> PROMPT:
Find the lines containing the word "Aceites" and copy every one of them.

Extracted data entries

····················

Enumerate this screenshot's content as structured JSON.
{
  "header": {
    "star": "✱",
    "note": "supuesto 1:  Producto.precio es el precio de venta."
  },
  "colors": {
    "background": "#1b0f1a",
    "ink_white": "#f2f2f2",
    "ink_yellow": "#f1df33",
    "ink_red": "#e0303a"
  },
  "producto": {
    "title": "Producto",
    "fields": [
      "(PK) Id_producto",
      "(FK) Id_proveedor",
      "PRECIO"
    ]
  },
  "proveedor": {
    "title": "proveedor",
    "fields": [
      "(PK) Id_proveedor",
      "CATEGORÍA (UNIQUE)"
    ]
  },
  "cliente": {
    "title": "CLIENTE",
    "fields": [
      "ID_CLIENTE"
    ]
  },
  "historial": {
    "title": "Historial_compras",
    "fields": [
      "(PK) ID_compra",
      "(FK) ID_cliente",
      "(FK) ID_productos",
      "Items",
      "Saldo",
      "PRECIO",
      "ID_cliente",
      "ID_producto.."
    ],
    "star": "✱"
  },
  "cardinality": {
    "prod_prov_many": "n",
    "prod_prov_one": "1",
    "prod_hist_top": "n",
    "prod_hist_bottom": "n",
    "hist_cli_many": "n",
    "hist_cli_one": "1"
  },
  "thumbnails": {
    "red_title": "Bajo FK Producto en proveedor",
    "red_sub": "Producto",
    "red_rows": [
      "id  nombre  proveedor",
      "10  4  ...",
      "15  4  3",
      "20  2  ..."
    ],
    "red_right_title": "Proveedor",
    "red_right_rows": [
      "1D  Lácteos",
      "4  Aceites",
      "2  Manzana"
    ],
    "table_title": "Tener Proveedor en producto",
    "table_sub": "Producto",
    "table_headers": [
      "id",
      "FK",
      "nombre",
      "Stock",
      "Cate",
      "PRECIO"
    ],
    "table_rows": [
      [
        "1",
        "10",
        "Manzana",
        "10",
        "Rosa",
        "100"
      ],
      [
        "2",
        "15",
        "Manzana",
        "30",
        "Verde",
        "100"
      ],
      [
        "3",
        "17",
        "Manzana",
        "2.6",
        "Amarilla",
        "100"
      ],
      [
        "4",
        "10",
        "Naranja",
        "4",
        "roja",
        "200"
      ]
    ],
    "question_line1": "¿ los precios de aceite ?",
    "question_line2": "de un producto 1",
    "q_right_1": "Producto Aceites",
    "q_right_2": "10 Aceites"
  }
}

····················

> EXPECTED ANSWER:
      "4  Aceites",
    "q_right_1": "Producto Aceites",
    "q_right_2": "10 Aceites"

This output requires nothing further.